[The data]:
-------------------------

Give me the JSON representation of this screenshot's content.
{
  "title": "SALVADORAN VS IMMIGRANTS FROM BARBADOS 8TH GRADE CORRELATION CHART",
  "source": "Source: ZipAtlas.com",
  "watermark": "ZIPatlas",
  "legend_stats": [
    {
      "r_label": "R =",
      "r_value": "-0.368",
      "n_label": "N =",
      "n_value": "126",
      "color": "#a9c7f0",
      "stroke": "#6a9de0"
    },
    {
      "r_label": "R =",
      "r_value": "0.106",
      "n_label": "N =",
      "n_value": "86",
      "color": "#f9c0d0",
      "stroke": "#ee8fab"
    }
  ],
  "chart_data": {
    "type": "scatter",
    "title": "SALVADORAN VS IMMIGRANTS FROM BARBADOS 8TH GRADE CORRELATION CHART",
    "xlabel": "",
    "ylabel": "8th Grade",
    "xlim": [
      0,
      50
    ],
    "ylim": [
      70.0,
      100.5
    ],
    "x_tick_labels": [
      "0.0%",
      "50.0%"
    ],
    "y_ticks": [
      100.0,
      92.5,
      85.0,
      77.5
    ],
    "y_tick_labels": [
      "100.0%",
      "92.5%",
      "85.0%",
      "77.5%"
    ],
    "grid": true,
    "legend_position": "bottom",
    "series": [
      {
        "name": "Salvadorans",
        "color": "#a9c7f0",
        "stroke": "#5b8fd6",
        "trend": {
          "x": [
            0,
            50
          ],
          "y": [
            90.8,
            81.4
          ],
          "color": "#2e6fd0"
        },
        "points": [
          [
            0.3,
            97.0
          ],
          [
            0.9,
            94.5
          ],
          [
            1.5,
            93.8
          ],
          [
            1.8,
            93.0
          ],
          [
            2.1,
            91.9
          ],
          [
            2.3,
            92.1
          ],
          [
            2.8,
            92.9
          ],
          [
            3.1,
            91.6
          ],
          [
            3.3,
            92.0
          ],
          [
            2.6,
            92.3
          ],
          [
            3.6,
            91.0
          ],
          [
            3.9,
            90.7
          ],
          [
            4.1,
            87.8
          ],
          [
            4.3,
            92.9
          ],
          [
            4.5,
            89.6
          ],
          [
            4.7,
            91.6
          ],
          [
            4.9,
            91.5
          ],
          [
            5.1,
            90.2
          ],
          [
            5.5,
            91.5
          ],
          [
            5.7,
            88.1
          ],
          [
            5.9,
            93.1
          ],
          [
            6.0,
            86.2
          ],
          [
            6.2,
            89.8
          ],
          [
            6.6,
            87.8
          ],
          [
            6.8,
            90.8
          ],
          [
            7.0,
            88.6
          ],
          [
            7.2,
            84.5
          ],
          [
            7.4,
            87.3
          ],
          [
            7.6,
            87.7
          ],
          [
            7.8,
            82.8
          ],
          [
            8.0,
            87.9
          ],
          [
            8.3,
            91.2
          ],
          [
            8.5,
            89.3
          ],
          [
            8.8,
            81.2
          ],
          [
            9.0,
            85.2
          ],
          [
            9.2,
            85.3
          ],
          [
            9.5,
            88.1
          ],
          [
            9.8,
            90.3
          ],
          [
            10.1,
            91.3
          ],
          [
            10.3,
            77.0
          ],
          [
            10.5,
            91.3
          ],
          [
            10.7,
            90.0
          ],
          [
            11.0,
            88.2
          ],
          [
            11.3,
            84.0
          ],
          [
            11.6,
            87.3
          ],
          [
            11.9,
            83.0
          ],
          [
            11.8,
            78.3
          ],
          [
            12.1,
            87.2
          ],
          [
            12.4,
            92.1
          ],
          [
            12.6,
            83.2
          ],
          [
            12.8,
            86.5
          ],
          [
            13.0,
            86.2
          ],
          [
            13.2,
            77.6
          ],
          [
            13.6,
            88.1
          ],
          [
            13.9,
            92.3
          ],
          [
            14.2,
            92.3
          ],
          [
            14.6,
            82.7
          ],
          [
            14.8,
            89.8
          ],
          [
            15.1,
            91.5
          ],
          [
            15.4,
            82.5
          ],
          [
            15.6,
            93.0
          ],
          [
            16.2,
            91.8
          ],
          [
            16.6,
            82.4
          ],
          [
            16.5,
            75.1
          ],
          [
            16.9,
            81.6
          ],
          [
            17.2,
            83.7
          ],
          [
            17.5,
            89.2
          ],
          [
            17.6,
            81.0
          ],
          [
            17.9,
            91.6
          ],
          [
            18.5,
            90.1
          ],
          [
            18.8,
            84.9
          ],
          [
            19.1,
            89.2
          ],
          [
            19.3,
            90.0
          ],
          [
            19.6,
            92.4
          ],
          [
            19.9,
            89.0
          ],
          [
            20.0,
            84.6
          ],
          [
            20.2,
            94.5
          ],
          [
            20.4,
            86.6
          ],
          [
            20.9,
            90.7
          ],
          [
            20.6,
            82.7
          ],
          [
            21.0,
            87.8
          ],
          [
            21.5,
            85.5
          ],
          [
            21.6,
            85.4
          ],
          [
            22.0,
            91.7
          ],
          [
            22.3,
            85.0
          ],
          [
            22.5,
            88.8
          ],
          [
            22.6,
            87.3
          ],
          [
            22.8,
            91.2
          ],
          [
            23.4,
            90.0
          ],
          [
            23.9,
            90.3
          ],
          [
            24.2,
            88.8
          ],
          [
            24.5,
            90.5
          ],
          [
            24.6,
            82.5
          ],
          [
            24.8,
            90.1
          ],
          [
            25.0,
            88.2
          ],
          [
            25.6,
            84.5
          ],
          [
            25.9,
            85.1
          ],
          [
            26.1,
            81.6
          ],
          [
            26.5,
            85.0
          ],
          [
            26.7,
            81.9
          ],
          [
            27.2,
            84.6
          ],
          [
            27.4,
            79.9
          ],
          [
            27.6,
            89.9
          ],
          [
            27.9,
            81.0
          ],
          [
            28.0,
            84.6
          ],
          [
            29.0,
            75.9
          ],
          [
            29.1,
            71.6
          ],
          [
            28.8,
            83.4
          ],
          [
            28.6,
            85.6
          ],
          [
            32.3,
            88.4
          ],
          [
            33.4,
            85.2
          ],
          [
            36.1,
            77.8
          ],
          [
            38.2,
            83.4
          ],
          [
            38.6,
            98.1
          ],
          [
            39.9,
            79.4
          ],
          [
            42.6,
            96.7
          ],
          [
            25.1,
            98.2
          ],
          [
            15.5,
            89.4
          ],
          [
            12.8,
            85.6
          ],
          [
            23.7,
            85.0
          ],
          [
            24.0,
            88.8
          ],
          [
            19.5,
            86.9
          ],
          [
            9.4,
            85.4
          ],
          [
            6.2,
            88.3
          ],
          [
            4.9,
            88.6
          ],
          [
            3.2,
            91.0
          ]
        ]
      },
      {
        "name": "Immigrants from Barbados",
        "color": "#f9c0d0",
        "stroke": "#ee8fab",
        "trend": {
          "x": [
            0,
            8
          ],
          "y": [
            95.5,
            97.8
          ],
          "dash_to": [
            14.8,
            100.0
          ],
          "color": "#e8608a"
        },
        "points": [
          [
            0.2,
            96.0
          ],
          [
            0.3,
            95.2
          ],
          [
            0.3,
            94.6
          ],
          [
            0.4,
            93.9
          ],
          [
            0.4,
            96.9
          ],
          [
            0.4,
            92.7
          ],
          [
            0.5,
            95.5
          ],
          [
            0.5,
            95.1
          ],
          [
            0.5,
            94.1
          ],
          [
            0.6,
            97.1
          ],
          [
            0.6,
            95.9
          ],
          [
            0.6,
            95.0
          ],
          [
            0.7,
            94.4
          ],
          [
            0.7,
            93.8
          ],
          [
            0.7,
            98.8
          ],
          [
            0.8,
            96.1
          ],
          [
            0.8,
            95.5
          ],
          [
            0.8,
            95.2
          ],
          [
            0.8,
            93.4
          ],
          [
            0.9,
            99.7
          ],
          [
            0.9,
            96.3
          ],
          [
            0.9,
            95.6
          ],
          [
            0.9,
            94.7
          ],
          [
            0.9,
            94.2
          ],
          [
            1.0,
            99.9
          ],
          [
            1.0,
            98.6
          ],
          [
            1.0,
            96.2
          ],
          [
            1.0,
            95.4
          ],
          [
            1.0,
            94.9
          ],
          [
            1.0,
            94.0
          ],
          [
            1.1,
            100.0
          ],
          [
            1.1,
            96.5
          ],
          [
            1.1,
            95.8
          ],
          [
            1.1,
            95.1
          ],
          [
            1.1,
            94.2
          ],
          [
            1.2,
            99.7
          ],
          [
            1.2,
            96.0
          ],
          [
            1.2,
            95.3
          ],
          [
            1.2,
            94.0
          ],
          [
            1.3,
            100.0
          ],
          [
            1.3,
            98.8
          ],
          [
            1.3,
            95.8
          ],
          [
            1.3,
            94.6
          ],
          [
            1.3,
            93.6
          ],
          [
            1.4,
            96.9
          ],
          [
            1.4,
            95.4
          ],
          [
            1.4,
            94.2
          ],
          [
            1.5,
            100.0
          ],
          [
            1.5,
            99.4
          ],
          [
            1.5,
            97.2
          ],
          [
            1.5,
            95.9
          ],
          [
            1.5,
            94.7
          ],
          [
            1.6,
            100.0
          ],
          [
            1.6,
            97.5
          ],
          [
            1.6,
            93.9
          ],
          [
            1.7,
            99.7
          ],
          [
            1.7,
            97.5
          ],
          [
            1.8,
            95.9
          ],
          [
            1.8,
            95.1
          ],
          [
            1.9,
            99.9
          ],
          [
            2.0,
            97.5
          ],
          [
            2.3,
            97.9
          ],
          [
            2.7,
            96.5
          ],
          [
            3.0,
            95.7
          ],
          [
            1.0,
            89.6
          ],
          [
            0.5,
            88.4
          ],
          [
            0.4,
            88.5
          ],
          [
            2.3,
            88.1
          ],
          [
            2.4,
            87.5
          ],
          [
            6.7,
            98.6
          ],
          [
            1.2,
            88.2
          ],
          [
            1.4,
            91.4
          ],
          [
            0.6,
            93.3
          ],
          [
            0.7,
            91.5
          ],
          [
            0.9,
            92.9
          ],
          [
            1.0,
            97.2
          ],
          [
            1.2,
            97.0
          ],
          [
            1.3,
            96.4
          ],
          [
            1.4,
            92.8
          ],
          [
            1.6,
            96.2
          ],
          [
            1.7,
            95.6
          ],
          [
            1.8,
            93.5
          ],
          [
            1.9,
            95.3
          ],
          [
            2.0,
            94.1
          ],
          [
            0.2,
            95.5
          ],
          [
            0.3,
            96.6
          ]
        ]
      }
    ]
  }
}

-------------------------

[Stated problem]:
Return each line among the entries that holds the word "CORRELATION".

[Completed task]:
  "title": "SALVADORAN VS IMMIGRANTS FROM BARBADOS 8TH GRADE CORRELATION CHART",
    "title": "SALVADORAN VS IMMIGRANTS FROM BARBADOS 8TH GRADE CORRELATION CHART",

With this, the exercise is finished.